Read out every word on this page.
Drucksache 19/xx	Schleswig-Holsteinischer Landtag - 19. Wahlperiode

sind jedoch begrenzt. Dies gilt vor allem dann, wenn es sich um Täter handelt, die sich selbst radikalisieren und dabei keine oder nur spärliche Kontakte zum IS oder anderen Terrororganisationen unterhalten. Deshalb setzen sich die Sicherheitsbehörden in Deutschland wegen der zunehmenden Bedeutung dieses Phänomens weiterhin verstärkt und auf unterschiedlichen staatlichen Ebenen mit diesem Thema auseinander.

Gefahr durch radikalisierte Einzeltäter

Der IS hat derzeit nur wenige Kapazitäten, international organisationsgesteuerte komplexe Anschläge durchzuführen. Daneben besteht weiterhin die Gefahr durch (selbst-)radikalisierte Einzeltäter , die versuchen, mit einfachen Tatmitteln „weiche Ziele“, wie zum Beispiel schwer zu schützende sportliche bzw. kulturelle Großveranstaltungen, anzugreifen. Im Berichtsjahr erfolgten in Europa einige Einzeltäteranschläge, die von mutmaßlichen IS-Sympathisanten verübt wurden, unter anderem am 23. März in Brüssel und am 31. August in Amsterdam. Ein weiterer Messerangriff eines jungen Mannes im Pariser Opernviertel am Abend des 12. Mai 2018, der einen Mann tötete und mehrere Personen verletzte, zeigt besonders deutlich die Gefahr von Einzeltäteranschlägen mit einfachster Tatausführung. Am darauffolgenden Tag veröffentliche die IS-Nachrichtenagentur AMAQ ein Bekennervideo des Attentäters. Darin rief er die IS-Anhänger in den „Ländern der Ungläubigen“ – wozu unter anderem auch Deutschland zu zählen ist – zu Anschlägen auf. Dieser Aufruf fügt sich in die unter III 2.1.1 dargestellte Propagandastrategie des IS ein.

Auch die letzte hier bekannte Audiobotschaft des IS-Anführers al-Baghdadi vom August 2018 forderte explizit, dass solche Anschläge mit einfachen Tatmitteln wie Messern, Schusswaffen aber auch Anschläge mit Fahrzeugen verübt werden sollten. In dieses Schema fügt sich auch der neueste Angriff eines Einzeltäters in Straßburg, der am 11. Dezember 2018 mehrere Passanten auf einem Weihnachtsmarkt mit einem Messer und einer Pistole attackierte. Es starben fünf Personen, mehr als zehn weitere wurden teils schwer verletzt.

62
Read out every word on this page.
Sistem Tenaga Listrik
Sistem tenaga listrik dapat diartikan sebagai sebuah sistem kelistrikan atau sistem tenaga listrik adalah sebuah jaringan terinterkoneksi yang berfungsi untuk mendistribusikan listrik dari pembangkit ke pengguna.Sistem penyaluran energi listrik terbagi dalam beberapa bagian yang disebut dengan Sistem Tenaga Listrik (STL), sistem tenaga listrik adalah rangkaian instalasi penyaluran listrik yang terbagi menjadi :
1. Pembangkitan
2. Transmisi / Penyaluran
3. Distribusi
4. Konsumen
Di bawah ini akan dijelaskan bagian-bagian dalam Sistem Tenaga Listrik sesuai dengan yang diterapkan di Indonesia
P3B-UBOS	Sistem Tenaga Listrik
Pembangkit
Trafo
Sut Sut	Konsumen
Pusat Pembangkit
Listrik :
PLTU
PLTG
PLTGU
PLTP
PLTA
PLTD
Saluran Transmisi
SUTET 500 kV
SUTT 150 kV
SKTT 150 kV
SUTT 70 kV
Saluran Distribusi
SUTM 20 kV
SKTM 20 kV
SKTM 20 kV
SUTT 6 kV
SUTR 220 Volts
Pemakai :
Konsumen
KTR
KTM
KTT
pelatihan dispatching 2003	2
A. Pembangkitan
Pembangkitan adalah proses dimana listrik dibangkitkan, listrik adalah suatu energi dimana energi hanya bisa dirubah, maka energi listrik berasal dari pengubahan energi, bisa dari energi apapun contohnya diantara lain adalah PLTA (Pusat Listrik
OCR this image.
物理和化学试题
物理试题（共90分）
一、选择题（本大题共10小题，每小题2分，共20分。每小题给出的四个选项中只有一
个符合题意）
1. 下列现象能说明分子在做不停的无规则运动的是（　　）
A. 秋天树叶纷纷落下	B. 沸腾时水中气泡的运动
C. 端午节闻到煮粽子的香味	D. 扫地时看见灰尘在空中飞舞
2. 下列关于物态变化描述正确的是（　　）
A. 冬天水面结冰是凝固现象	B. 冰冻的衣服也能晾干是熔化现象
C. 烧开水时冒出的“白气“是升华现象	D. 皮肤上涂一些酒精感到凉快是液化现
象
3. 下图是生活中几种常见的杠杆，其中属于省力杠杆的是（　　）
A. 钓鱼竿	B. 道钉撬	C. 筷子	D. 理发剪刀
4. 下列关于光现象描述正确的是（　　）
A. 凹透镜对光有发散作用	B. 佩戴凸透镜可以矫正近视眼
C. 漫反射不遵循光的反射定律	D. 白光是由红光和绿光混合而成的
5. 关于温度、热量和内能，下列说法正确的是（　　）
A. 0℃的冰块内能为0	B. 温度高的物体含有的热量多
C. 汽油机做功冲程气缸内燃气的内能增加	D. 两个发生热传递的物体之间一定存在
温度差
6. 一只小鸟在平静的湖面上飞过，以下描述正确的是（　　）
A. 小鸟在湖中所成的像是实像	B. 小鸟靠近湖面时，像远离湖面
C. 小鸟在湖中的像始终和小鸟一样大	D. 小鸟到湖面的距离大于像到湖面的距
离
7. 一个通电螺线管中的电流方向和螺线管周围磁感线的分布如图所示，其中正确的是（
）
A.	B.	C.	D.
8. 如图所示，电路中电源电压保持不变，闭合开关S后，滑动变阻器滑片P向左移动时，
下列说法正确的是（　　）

## AIM:
Reproduce every record, matching each line exactly.

## OUTPUT BELOW:
Read out every word on this page.
Drucksache 19/xx	Schleswig-Holsteinischer Landtag - 19. Wahlperiode

sind jedoch begrenzt. Dies gilt vor allem dann, wenn es sich um Täter handelt, die sich selbst radikalisieren und dabei keine oder nur spärliche Kontakte zum IS oder anderen Terrororganisationen unterhalten. Deshalb setzen sich die Sicherheitsbehörden in Deutschland wegen der zunehmenden Bedeutung dieses Phänomens weiterhin verstärkt und auf unterschiedlichen staatlichen Ebenen mit diesem Thema auseinander.

Gefahr durch radikalisierte Einzeltäter

Der IS hat derzeit nur wenige Kapazitäten, international organisationsgesteuerte komplexe Anschläge durchzuführen. Daneben besteht weiterhin die Gefahr durch (selbst-)radikalisierte Einzeltäter , die versuchen, mit einfachen Tatmitteln „weiche Ziele“, wie zum Beispiel schwer zu schützende sportliche bzw. kulturelle Großveranstaltungen, anzugreifen. Im Berichtsjahr erfolgten in Europa einige Einzeltäteranschläge, die von mutmaßlichen IS-Sympathisanten verübt wurden, unter anderem am 23. März in Brüssel und am 31. August in Amsterdam. Ein weiterer Messerangriff eines jungen Mannes im Pariser Opernviertel am Abend des 12. Mai 2018, der einen Mann tötete und mehrere Personen verletzte, zeigt besonders deutlich die Gefahr von Einzeltäteranschlägen mit einfachster Tatausführung. Am darauffolgenden Tag veröffentliche die IS-Nachrichtenagentur AMAQ ein Bekennervideo des Attentäters. Darin rief er die IS-Anhänger in den „Ländern der Ungläubigen“ – wozu unter anderem auch Deutschland zu zählen ist – zu Anschlägen auf. Dieser Aufruf fügt sich in die unter III 2.1.1 dargestellte Propagandastrategie des IS ein.

Auch die letzte hier bekannte Audiobotschaft des IS-Anführers al-Baghdadi vom August 2018 forderte explizit, dass solche Anschläge mit einfachen Tatmitteln wie Messern, Schusswaffen aber auch Anschläge mit Fahrzeugen verübt werden sollten. In dieses Schema fügt sich auch der neueste Angriff eines Einzeltäters in Straßburg, der am 11. Dezember 2018 mehrere Passanten auf einem Weihnachtsmarkt mit einem Messer und einer Pistole attackierte. Es starben fünf Personen, mehr als zehn weitere wurden teils schwer verletzt.

62
Read out every word on this page.
Sistem Tenaga Listrik
Sistem tenaga listrik dapat diartikan sebagai sebuah sistem kelistrikan atau sistem tenaga listrik adalah sebuah jaringan terinterkoneksi yang berfungsi untuk mendistribusikan listrik dari pembangkit ke pengguna.Sistem penyaluran energi listrik terbagi dalam beberapa bagian yang disebut dengan Sistem Tenaga Listrik (STL), sistem tenaga listrik adalah rangkaian instalasi penyaluran listrik yang terbagi menjadi :
1. Pembangkitan
2. Transmisi / Penyaluran
3. Distribusi
4. Konsumen
Di bawah ini akan dijelaskan bagian-bagian dalam Sistem Tenaga Listrik sesuai dengan yang diterapkan di Indonesia
P3B-UBOS	Sistem Tenaga Listrik
Pembangkit
Trafo
Sut Sut	Konsumen
Pusat Pembangkit
Listrik :
PLTU
PLTG
PLTGU
PLTP
PLTA
PLTD
Saluran Transmisi
SUTET 500 kV
SUTT 150 kV
SKTT 150 kV
SUTT 70 kV
Saluran Distribusi
SUTM 20 kV
SKTM 20 kV
SKTM 20 kV
SUTT 6 kV
SUTR 220 Volts
Pemakai :
Konsumen
KTR
KTM
KTT
pelatihan dispatching 2003	2
A. Pembangkitan
Pembangkitan adalah proses dimana listrik dibangkitkan, listrik adalah suatu energi dimana energi hanya bisa dirubah, maka energi listrik berasal dari pengubahan energi, bisa dari energi apapun contohnya diantara lain adalah PLTA (Pusat Listrik
OCR this image.
物理和化学试题
物理试题（共90分）
一、选择题（本大题共10小题，每小题2分，共20分。每小题给出的四个选项中只有一
个符合题意）
1. 下列现象能说明分子在做不停的无规则运动的是（　　）
A. 秋天树叶纷纷落下	B. 沸腾时水中气泡的运动
C. 端午节闻到煮粽子的香味	D. 扫地时看见灰尘在空中飞舞
2. 下列关于物态变化描述正确的是（　　）
A. 冬天水面结冰是凝固现象	B. 冰冻的衣服也能晾干是熔化现象
C. 烧开水时冒出的“白气“是升华现象	D. 皮肤上涂一些酒精感到凉快是液化现
象
3. 下图是生活中几种常见的杠杆，其中属于省力杠杆的是（　　）
A. 钓鱼竿	B. 道钉撬	C. 筷子	D. 理发剪刀
4. 下列关于光现象描述正确的是（　　）
A. 凹透镜对光有发散作用	B. 佩戴凸透镜可以矫正近视眼
C. 漫反射不遵循光的反射定律	D. 白光是由红光和绿光混合而成的
5. 关于温度、热量和内能，下列说法正确的是（　　）
A. 0℃的冰块内能为0	B. 温度高的物体含有的热量多
C. 汽油机做功冲程气缸内燃气的内能增加	D. 两个发生热传递的物体之间一定存在
温度差
6. 一只小鸟在平静的湖面上飞过，以下描述正确的是（　　）
A. 小鸟在湖中所成的像是实像	B. 小鸟靠近湖面时，像远离湖面
C. 小鸟在湖中的像始终和小鸟一样大	D. 小鸟到湖面的距离大于像到湖面的距
离
7. 一个通电螺线管中的电流方向和螺线管周围磁感线的分布如图所示，其中正确的是（
）
A.	B.	C.	D.
8. 如图所示，电路中电源电压保持不变，闭合开关S后，滑动变阻器滑片P向左移动时，
下列说法正确的是（　　）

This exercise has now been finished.